SET EXERCISE:
Copy every line below word for word, but leave out the pictures.

RECORDS PROVIDED:
################

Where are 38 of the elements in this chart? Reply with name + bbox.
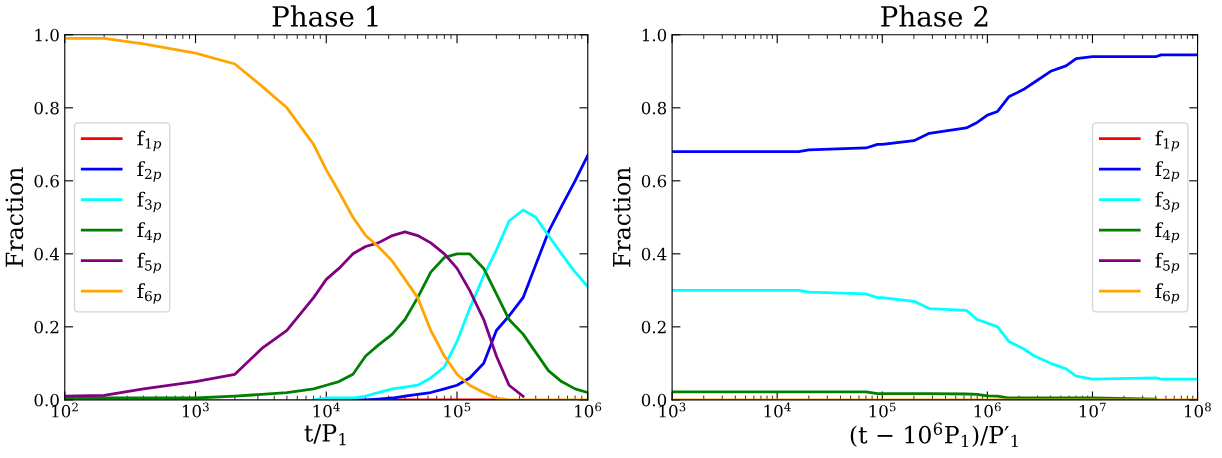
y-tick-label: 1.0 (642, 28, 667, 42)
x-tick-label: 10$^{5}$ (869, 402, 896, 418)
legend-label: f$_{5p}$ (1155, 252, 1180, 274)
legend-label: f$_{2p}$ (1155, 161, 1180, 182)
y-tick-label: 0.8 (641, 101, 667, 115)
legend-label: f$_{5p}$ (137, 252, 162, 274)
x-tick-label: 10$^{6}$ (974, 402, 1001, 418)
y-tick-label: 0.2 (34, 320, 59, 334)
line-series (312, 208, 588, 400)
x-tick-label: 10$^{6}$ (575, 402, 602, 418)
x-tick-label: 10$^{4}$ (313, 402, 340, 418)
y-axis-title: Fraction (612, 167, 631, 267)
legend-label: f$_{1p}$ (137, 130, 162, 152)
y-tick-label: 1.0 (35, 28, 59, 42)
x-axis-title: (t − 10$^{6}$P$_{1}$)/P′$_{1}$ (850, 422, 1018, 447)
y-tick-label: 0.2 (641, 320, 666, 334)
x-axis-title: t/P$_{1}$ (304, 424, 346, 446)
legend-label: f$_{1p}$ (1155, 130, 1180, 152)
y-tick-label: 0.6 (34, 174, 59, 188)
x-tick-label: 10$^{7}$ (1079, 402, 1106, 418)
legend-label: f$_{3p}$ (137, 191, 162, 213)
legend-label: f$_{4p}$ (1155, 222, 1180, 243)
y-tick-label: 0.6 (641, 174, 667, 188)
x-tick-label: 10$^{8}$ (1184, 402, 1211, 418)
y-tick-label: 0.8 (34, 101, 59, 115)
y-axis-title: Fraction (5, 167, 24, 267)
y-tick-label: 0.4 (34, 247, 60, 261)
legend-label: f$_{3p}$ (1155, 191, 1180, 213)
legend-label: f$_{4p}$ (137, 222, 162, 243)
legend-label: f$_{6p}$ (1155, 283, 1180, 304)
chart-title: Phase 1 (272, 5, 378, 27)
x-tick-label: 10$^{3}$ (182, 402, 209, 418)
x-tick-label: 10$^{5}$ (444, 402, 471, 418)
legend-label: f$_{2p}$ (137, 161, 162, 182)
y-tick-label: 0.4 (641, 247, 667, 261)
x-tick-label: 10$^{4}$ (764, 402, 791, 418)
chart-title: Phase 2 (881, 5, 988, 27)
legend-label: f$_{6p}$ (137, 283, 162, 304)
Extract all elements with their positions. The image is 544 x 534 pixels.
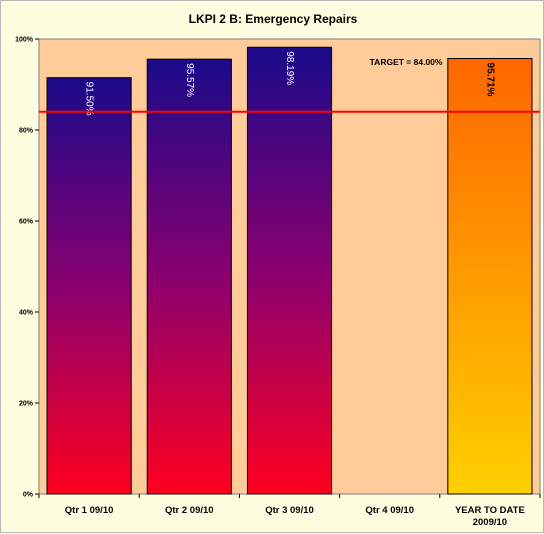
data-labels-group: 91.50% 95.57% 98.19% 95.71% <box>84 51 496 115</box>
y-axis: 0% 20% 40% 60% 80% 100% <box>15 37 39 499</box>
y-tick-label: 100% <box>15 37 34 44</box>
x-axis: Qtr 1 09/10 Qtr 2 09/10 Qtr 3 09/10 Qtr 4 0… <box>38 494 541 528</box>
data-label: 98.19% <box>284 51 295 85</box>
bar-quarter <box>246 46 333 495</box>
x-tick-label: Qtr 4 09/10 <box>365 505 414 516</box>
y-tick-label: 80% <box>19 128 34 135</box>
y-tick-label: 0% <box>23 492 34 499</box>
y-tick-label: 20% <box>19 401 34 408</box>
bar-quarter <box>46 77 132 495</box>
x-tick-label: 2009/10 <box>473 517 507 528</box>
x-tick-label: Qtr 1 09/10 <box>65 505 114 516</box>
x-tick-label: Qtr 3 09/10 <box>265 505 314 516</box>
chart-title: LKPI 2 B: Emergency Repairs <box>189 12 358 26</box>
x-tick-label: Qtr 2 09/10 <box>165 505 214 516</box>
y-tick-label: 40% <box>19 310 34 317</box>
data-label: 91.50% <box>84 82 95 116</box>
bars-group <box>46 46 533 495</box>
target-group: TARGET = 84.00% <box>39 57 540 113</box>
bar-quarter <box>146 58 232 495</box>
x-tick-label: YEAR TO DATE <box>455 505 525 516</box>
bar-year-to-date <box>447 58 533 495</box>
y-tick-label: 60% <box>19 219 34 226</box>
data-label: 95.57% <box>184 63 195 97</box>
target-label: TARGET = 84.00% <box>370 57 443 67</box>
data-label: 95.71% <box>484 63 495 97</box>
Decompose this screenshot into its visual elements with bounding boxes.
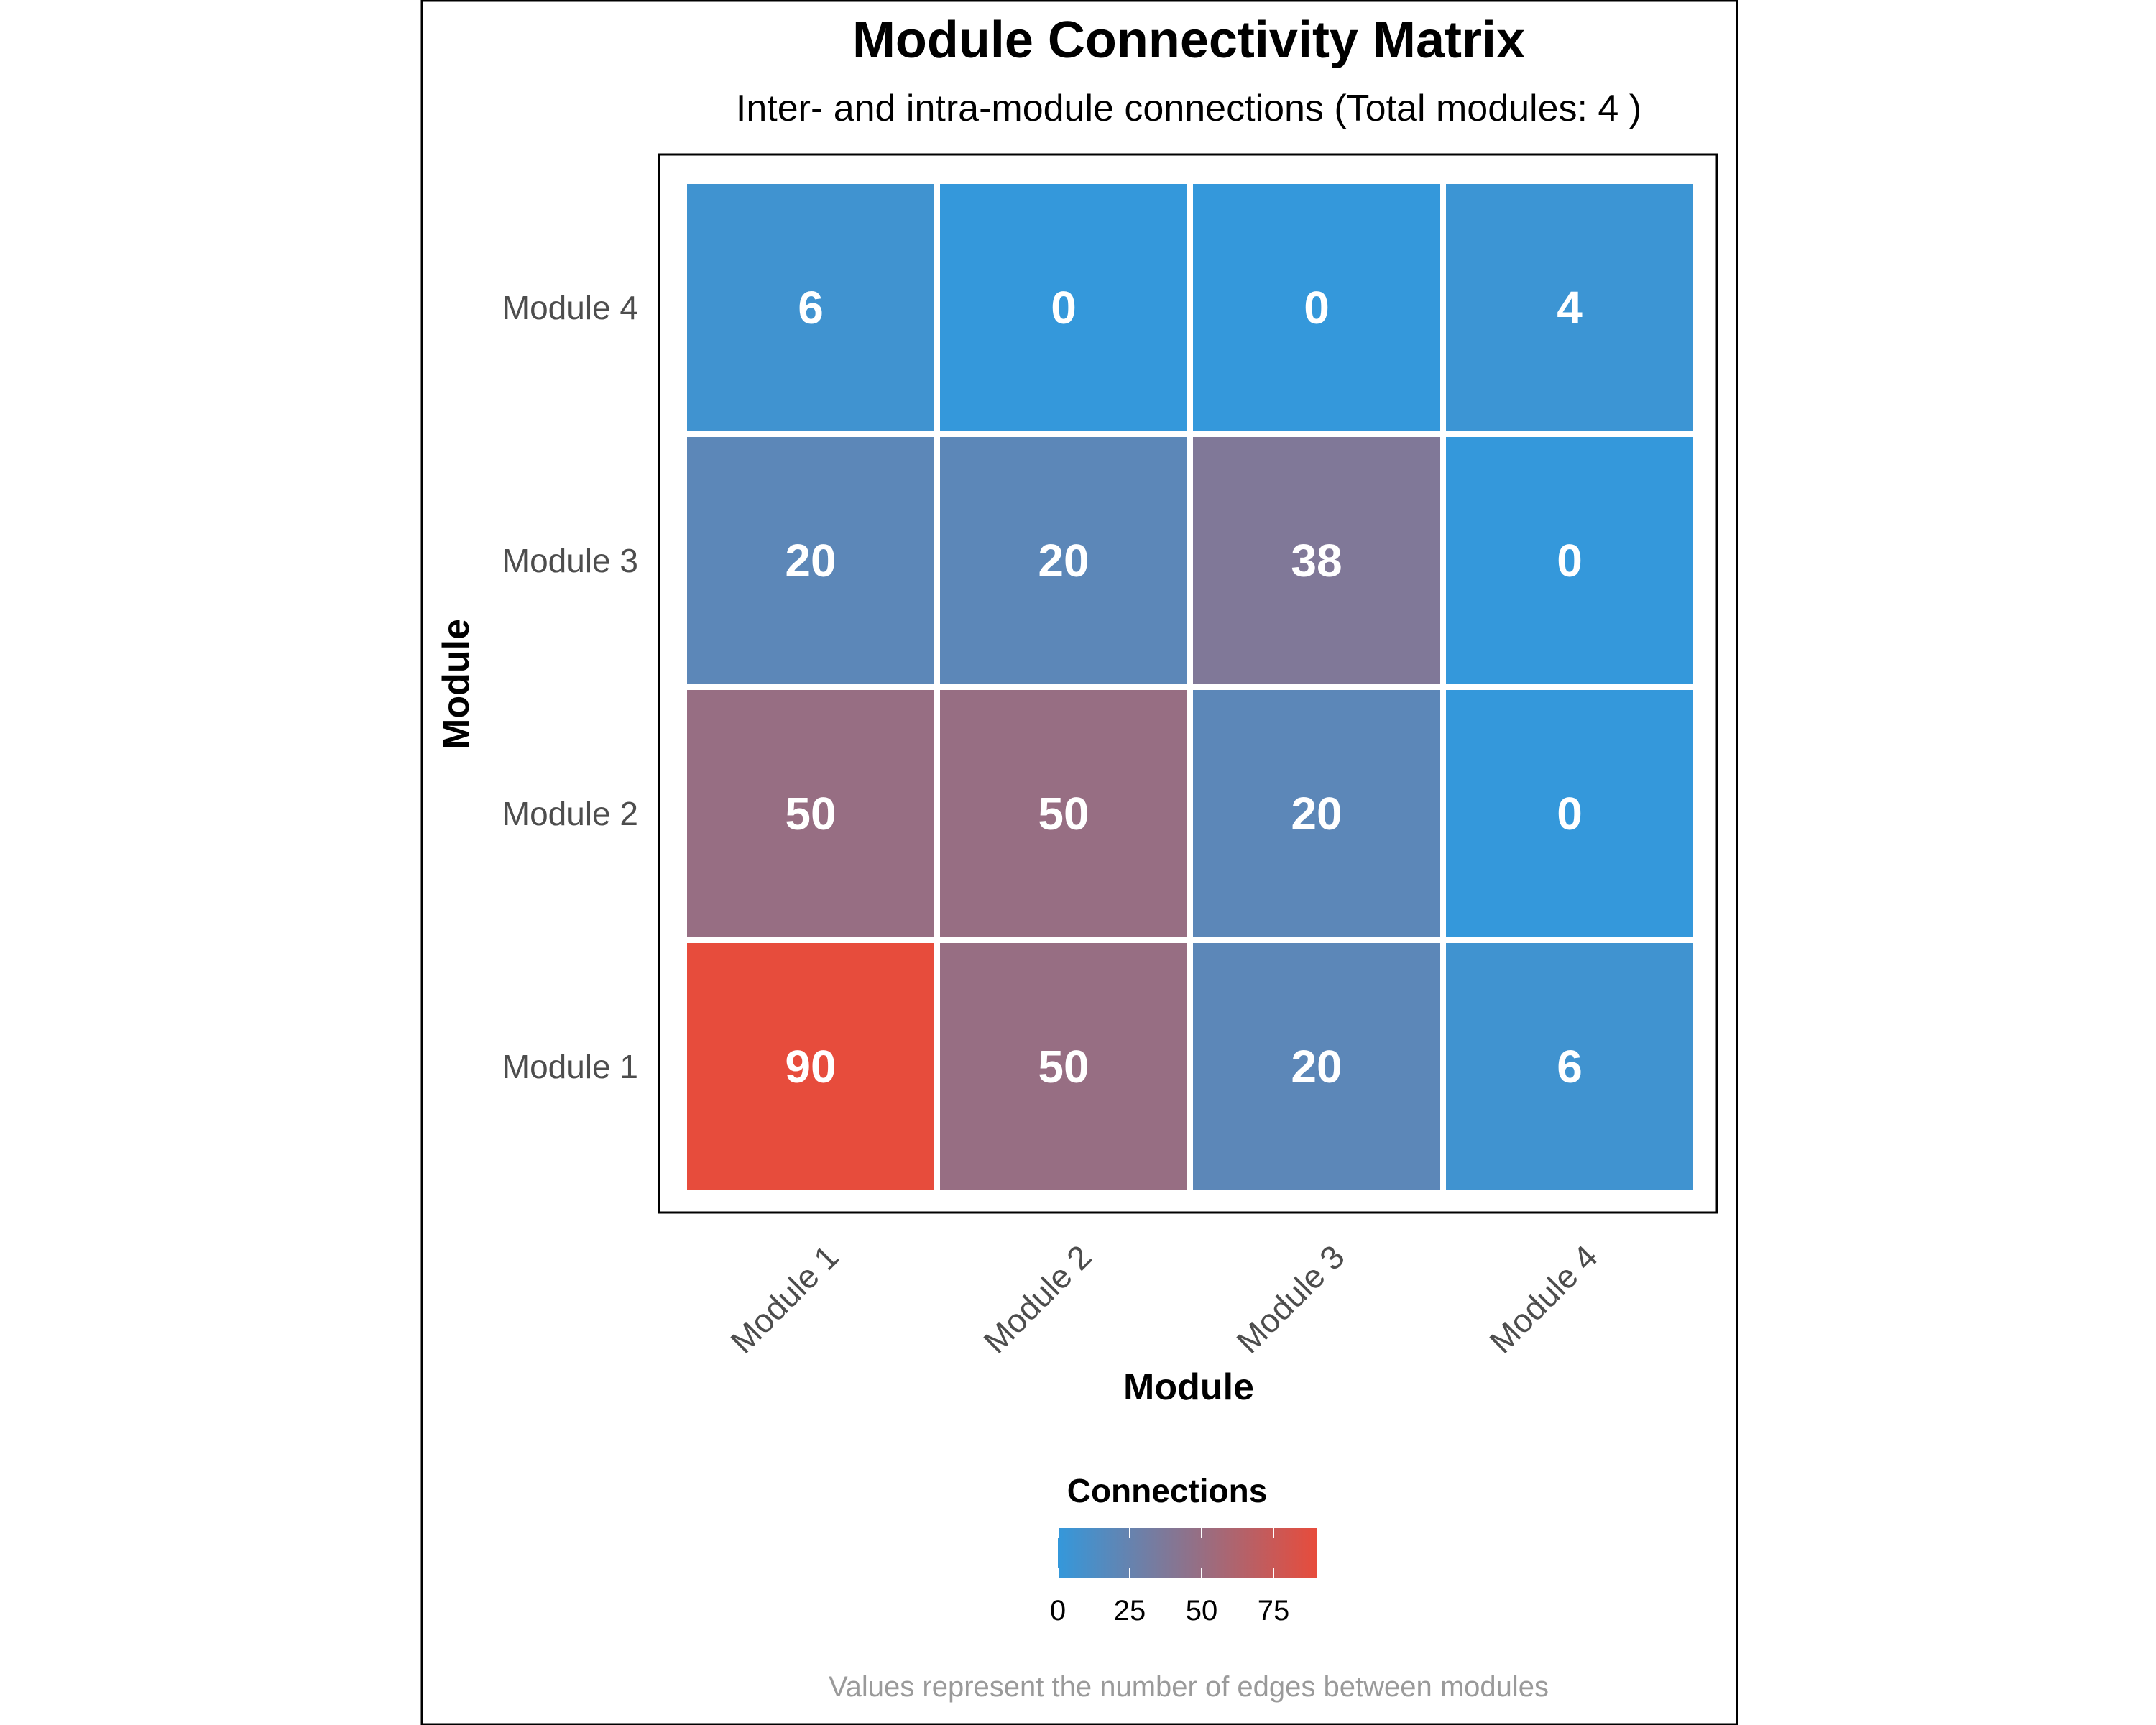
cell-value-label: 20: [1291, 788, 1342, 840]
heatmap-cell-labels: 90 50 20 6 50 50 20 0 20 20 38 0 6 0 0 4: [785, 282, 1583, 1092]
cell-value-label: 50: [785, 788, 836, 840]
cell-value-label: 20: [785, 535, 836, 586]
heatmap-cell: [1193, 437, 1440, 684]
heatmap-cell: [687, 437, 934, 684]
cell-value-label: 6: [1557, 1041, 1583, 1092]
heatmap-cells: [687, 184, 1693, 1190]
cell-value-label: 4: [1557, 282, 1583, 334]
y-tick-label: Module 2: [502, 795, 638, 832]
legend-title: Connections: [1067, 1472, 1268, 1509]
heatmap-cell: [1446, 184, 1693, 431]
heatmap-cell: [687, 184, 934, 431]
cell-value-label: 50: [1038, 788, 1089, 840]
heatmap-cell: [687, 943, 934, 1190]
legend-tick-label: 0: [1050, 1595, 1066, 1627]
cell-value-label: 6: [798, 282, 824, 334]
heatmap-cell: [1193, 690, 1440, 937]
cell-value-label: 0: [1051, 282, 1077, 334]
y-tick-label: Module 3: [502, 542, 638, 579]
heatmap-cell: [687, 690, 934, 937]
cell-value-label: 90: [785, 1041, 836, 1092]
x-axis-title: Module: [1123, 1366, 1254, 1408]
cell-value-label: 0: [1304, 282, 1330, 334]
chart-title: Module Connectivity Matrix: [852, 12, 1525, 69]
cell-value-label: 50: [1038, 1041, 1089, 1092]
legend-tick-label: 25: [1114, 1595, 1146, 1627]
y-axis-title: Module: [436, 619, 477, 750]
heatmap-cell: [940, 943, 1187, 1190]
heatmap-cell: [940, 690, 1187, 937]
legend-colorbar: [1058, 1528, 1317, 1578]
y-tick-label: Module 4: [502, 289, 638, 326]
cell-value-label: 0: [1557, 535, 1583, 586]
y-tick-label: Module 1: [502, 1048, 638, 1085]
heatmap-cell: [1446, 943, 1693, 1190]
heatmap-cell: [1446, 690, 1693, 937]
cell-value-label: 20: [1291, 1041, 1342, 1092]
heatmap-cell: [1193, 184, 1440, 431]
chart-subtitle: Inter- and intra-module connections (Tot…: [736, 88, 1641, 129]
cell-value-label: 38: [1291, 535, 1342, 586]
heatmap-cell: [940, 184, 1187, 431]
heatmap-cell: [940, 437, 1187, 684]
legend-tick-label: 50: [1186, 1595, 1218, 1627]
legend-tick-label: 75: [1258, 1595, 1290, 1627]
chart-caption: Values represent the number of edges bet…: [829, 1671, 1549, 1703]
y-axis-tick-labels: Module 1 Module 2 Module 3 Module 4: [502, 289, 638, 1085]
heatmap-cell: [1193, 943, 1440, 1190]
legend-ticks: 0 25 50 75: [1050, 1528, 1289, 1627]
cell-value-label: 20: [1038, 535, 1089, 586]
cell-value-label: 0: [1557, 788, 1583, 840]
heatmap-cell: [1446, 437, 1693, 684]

################

FINAL ANSWER:
Where are 38 of the elements in this chart? Reply with name + bbox.
y-tick-label: 1.0 (642, 28, 667, 42)
x-tick-label: 10$^{5}$ (869, 402, 896, 418)
legend-label: f$_{5p}$ (1155, 252, 1180, 274)
legend-label: f$_{2p}$ (1155, 161, 1180, 182)
y-tick-label: 0.8 (641, 101, 667, 115)
legend-label: f$_{5p}$ (137, 252, 162, 274)
x-tick-label: 10$^{6}$ (974, 402, 1001, 418)
y-tick-label: 0.2 (34, 320, 59, 334)
line-series (312, 208, 588, 400)
x-tick-label: 10$^{6}$ (575, 402, 602, 418)
x-tick-label: 10$^{4}$ (313, 402, 340, 418)
y-axis-title: Fraction (612, 167, 631, 267)
legend-label: f$_{1p}$ (137, 130, 162, 152)
y-tick-label: 1.0 (35, 28, 59, 42)
x-axis-title: (t − 10$^{6}$P$_{1}$)/P′$_{1}$ (850, 422, 1018, 447)
y-tick-label: 0.2 (641, 320, 666, 334)
x-axis-title: t/P$_{1}$ (304, 424, 346, 446)
legend-label: f$_{1p}$ (1155, 130, 1180, 152)
y-tick-label: 0.6 (34, 174, 59, 188)
x-tick-label: 10$^{7}$ (1079, 402, 1106, 418)
legend-label: f$_{3p}$ (137, 191, 162, 213)
legend-label: f$_{4p}$ (1155, 222, 1180, 243)
y-tick-label: 0.6 (641, 174, 667, 188)
x-tick-label: 10$^{8}$ (1184, 402, 1211, 418)
y-tick-label: 0.8 (34, 101, 59, 115)
y-axis-title: Fraction (5, 167, 24, 267)
y-tick-label: 0.4 (34, 247, 60, 261)
legend-label: f$_{3p}$ (1155, 191, 1180, 213)
legend-label: f$_{4p}$ (137, 222, 162, 243)
legend-label: f$_{6p}$ (1155, 283, 1180, 304)
chart-title: Phase 1 (272, 5, 378, 27)
x-tick-label: 10$^{3}$ (182, 402, 209, 418)
x-tick-label: 10$^{5}$ (444, 402, 471, 418)
legend-label: f$_{2p}$ (137, 161, 162, 182)
y-tick-label: 0.4 (641, 247, 667, 261)
x-tick-label: 10$^{4}$ (764, 402, 791, 418)
chart-title: Phase 2 (881, 5, 988, 27)
legend-label: f$_{6p}$ (137, 283, 162, 304)
Extract all elements with their positions. The image is 544 x 534 pixels.
data-labels-group: 91.50% 95.57% 98.19% 95.71% <box>84 51 496 115</box>
y-axis: 0% 20% 40% 60% 80% 100% <box>15 37 39 499</box>
y-tick-label: 100% <box>15 37 34 44</box>
x-axis: Qtr 1 09/10 Qtr 2 09/10 Qtr 3 09/10 Qtr 4 0… <box>38 494 541 528</box>
data-label: 98.19% <box>284 51 295 85</box>
bar-quarter <box>246 46 333 495</box>
x-tick-label: Qtr 4 09/10 <box>365 505 414 516</box>
y-tick-label: 80% <box>19 128 34 135</box>
y-tick-label: 0% <box>23 492 34 499</box>
y-tick-label: 20% <box>19 401 34 408</box>
bar-quarter <box>46 77 132 495</box>
x-tick-label: 2009/10 <box>473 517 507 528</box>
x-tick-label: Qtr 1 09/10 <box>65 505 114 516</box>
x-tick-label: Qtr 3 09/10 <box>265 505 314 516</box>
chart-title: LKPI 2 B: Emergency Repairs <box>189 12 358 26</box>
x-tick-label: Qtr 2 09/10 <box>165 505 214 516</box>
y-tick-label: 40% <box>19 310 34 317</box>
data-label: 91.50% <box>84 82 95 116</box>
bars-group <box>46 46 533 495</box>
target-group: TARGET = 84.00% <box>39 57 540 113</box>
bar-quarter <box>146 58 232 495</box>
x-tick-label: YEAR TO DATE <box>455 505 525 516</box>
bar-year-to-date <box>447 58 533 495</box>
y-tick-label: 60% <box>19 219 34 226</box>
data-label: 95.57% <box>184 63 195 97</box>
target-label: TARGET = 84.00% <box>370 57 443 67</box>
data-label: 95.71% <box>484 63 495 97</box>
Decompose this screenshot into its visual elements with bounding boxes.
cell-value-label: 20: [1291, 788, 1342, 840]
heatmap-cell-labels: 90 50 20 6 50 50 20 0 20 20 38 0 6 0 0 4: [785, 282, 1583, 1092]
cell-value-label: 50: [785, 788, 836, 840]
cell-value-label: 20: [785, 535, 836, 586]
heatmap-cell: [1193, 437, 1440, 684]
heatmap-cell: [687, 437, 934, 684]
cell-value-label: 6: [1557, 1041, 1583, 1092]
heatmap-cells: [687, 184, 1693, 1190]
cell-value-label: 4: [1557, 282, 1583, 334]
y-tick-label: Module 2: [502, 795, 638, 832]
legend-title: Connections: [1067, 1472, 1268, 1509]
heatmap-cell: [1446, 184, 1693, 431]
heatmap-cell: [687, 184, 934, 431]
cell-value-label: 50: [1038, 788, 1089, 840]
heatmap-cell: [687, 943, 934, 1190]
legend-tick-label: 0: [1050, 1595, 1066, 1627]
cell-value-label: 6: [798, 282, 824, 334]
heatmap-cell: [1193, 690, 1440, 937]
cell-value-label: 0: [1051, 282, 1077, 334]
y-tick-label: Module 3: [502, 542, 638, 579]
heatmap-cell: [687, 690, 934, 937]
cell-value-label: 90: [785, 1041, 836, 1092]
x-axis-title: Module: [1123, 1366, 1254, 1408]
cell-value-label: 0: [1304, 282, 1330, 334]
chart-title: Module Connectivity Matrix: [852, 12, 1525, 69]
cell-value-label: 50: [1038, 1041, 1089, 1092]
legend-tick-label: 25: [1114, 1595, 1146, 1627]
y-axis-title: Module: [436, 619, 477, 750]
heatmap-cell: [940, 943, 1187, 1190]
heatmap-cell: [940, 690, 1187, 937]
legend-colorbar: [1058, 1528, 1317, 1578]
y-tick-label: Module 4: [502, 289, 638, 326]
cell-value-label: 0: [1557, 535, 1583, 586]
y-tick-label: Module 1: [502, 1048, 638, 1085]
heatmap-cell: [1446, 943, 1693, 1190]
heatmap-cell: [1446, 690, 1693, 937]
cell-value-label: 20: [1291, 1041, 1342, 1092]
heatmap-cell: [1193, 184, 1440, 431]
chart-subtitle: Inter- and intra-module connections (Tot…: [736, 88, 1641, 129]
cell-value-label: 38: [1291, 535, 1342, 586]
heatmap-cell: [940, 184, 1187, 431]
heatmap-cell: [940, 437, 1187, 684]
legend-tick-label: 50: [1186, 1595, 1218, 1627]
legend-tick-label: 75: [1258, 1595, 1290, 1627]
chart-caption: Values represent the number of edges bet…: [829, 1671, 1549, 1703]
y-axis-tick-labels: Module 1 Module 2 Module 3 Module 4: [502, 289, 638, 1085]
heatmap-cell: [1193, 943, 1440, 1190]
legend-ticks: 0 25 50 75: [1050, 1528, 1289, 1627]
cell-value-label: 20: [1038, 535, 1089, 586]
cell-value-label: 0: [1557, 788, 1583, 840]
heatmap-cell: [1446, 437, 1693, 684]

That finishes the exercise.